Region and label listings
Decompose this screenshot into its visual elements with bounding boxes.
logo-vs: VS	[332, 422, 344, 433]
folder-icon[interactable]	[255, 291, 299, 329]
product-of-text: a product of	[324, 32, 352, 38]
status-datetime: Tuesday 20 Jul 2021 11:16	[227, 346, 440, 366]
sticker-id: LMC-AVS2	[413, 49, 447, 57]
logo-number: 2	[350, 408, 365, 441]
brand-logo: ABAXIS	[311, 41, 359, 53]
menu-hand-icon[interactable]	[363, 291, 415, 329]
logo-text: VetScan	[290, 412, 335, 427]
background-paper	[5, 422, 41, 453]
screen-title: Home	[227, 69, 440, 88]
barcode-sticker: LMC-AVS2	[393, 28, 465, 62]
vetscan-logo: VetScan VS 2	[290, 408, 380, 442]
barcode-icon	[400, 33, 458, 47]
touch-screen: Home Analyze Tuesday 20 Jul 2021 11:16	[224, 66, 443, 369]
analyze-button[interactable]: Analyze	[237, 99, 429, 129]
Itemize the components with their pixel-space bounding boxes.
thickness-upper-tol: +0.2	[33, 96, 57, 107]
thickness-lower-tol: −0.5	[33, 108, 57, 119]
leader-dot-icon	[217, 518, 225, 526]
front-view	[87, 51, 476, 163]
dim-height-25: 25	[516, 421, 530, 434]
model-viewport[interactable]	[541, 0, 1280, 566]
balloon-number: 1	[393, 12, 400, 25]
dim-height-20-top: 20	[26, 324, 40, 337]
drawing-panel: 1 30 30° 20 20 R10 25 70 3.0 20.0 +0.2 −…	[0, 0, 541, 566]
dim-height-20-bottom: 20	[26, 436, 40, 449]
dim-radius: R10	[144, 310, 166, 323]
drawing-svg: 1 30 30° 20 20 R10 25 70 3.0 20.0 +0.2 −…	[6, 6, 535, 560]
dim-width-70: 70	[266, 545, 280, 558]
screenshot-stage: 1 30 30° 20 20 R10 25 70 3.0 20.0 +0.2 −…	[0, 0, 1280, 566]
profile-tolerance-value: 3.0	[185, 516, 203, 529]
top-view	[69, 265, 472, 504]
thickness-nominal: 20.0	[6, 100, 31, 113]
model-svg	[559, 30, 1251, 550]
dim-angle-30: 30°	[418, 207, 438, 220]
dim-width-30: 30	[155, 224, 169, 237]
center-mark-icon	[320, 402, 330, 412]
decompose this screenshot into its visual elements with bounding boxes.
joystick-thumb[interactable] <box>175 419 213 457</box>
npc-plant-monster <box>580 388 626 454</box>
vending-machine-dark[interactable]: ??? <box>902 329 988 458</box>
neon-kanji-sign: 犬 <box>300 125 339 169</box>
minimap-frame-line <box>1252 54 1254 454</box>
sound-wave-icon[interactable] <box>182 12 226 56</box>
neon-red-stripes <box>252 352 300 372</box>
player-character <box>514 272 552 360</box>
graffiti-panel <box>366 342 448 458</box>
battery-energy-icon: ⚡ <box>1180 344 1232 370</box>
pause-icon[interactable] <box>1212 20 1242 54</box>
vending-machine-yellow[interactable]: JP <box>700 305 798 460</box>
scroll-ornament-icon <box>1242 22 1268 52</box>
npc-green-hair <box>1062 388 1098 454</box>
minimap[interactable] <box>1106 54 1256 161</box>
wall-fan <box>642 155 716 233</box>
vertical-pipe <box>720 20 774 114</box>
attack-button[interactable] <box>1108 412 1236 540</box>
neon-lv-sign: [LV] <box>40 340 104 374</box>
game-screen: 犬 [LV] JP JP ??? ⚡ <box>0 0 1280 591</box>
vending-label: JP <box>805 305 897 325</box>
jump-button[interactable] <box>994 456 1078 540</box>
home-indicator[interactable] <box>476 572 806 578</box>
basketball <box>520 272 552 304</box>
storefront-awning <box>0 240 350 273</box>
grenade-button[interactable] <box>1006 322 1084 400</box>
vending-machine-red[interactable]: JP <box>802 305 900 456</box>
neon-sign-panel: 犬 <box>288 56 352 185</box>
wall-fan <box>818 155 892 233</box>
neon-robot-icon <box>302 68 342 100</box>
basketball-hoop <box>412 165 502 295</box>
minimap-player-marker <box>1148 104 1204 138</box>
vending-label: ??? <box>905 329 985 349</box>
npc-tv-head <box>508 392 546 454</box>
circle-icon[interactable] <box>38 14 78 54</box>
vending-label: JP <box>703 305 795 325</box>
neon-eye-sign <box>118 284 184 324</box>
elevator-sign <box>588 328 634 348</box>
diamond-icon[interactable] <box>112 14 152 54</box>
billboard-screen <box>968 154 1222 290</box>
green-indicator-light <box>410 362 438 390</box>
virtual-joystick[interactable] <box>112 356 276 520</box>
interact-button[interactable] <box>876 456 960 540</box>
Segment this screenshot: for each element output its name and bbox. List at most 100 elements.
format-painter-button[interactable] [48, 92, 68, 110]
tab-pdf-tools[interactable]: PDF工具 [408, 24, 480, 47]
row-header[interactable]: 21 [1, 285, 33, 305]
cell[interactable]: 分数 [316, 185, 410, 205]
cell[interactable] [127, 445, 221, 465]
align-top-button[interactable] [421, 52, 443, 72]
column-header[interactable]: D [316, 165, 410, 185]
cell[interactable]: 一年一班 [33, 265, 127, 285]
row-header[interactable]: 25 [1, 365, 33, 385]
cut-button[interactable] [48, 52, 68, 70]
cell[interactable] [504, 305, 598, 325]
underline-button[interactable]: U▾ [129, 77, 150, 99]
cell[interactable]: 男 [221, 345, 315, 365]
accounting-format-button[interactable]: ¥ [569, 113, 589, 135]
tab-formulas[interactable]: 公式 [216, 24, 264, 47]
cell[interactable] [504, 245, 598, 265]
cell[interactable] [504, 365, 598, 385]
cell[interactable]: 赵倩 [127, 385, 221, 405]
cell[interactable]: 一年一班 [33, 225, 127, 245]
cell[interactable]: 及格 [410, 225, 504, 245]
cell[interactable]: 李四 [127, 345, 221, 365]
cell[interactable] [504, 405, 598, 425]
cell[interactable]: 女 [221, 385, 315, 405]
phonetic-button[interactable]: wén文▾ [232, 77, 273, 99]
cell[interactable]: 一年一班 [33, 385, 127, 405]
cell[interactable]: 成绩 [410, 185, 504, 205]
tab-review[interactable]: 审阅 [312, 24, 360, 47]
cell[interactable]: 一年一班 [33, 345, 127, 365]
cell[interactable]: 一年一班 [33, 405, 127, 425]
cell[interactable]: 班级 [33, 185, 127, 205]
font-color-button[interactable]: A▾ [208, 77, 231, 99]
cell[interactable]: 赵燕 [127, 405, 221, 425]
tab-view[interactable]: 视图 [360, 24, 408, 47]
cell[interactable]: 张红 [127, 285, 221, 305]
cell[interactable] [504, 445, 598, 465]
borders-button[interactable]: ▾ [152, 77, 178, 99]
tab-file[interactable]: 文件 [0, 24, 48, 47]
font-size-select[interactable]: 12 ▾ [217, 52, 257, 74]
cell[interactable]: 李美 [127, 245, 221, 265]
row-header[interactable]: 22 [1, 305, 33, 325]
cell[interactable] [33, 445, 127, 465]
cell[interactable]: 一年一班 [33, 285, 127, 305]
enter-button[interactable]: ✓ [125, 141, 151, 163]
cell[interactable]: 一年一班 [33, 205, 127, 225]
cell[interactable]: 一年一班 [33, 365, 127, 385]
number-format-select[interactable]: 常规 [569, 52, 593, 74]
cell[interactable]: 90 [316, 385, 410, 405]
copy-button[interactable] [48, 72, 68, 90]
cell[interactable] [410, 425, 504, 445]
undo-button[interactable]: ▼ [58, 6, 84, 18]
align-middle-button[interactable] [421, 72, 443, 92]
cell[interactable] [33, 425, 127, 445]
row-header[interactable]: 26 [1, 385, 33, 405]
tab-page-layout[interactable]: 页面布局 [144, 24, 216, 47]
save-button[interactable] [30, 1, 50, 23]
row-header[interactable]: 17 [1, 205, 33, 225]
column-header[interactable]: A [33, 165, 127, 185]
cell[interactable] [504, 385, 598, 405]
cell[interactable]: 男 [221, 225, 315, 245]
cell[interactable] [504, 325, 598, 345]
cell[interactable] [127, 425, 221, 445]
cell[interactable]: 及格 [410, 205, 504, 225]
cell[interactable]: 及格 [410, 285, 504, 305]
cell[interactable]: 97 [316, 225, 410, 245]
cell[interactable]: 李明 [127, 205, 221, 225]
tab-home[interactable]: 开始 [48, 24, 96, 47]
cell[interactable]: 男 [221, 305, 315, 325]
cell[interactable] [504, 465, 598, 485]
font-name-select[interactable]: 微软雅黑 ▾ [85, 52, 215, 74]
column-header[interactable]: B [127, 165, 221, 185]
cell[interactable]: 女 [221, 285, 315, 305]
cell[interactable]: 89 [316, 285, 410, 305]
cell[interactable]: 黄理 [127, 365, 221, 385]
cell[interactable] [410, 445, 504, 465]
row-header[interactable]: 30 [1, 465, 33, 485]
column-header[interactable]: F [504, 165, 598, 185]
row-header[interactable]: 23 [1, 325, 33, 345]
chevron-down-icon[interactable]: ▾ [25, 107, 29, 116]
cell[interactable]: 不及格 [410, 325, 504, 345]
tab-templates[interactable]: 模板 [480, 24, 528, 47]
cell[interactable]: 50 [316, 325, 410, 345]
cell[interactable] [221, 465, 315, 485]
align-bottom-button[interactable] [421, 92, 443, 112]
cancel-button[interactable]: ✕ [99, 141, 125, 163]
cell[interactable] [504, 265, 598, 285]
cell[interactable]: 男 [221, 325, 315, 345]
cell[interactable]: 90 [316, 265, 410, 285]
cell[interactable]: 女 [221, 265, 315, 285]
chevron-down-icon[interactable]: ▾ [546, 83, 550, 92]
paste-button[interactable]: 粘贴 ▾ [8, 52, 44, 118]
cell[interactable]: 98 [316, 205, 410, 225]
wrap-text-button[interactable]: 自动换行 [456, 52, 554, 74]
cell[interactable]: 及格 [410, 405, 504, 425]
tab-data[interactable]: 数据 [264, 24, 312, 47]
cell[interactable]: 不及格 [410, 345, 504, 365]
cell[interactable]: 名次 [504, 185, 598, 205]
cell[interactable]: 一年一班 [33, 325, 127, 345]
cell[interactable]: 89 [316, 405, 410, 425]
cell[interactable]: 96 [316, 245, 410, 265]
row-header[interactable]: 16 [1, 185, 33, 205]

-- REQUEST --
Rewrite the records from the start through the line with "402, 330, 412]", putting "clickable" in place of "interactable" and leaving everything else as it is.

-- THE SOLUTION --
Decompose this screenshot into its visual elements with bounding boxes.
logo-vs: VS	[332, 422, 344, 433]
folder-icon[clickable]	[255, 291, 299, 329]
product-of-text: a product of	[324, 32, 352, 38]
status-datetime: Tuesday 20 Jul 2021 11:16	[227, 346, 440, 366]
sticker-id: LMC-AVS2	[413, 49, 447, 57]
logo-number: 2	[350, 408, 365, 441]
brand-logo: ABAXIS	[311, 41, 359, 53]
menu-hand-icon[clickable]	[363, 291, 415, 329]
logo-text: VetScan	[290, 412, 335, 427]
background-paper	[5, 422, 41, 453]
screen-title: Home	[227, 69, 440, 88]
barcode-sticker: LMC-AVS2	[393, 28, 465, 62]
vetscan-logo: VetScan VS 2	[290, 408, 380, 442]
barcode-icon	[400, 33, 458, 47]
touch-screen: Home Analyze Tuesday 20 Jul 2021 11:16	[224, 66, 443, 369]
analyze-button[clickable]: Analyze	[237, 99, 429, 129]
Itemize the components with their pixel-space bounding boxes.
thickness-upper-tol: +0.2	[33, 96, 57, 107]
thickness-lower-tol: −0.5	[33, 108, 57, 119]
leader-dot-icon	[217, 518, 225, 526]
front-view	[87, 51, 476, 163]
dim-height-25: 25	[516, 421, 530, 434]
model-viewport[clickable]	[541, 0, 1280, 566]
balloon-number: 1	[393, 12, 400, 25]
dim-height-20-top: 20	[26, 324, 40, 337]
drawing-panel: 1 30 30° 20 20 R10 25 70 3.0 20.0 +0.2 −…	[0, 0, 541, 566]
dim-height-20-bottom: 20	[26, 436, 40, 449]
dim-radius: R10	[144, 310, 166, 323]
drawing-svg: 1 30 30° 20 20 R10 25 70 3.0 20.0 +0.2 −…	[6, 6, 535, 560]
dim-width-70: 70	[266, 545, 280, 558]
screenshot-stage: 1 30 30° 20 20 R10 25 70 3.0 20.0 +0.2 −…	[0, 0, 1280, 566]
profile-tolerance-value: 3.0	[185, 516, 203, 529]
top-view	[69, 265, 472, 504]
thickness-nominal: 20.0	[6, 100, 31, 113]
model-svg	[559, 30, 1251, 550]
dim-angle-30: 30°	[418, 207, 438, 220]
dim-width-30: 30	[155, 224, 169, 237]
center-mark-icon	[320, 402, 330, 412]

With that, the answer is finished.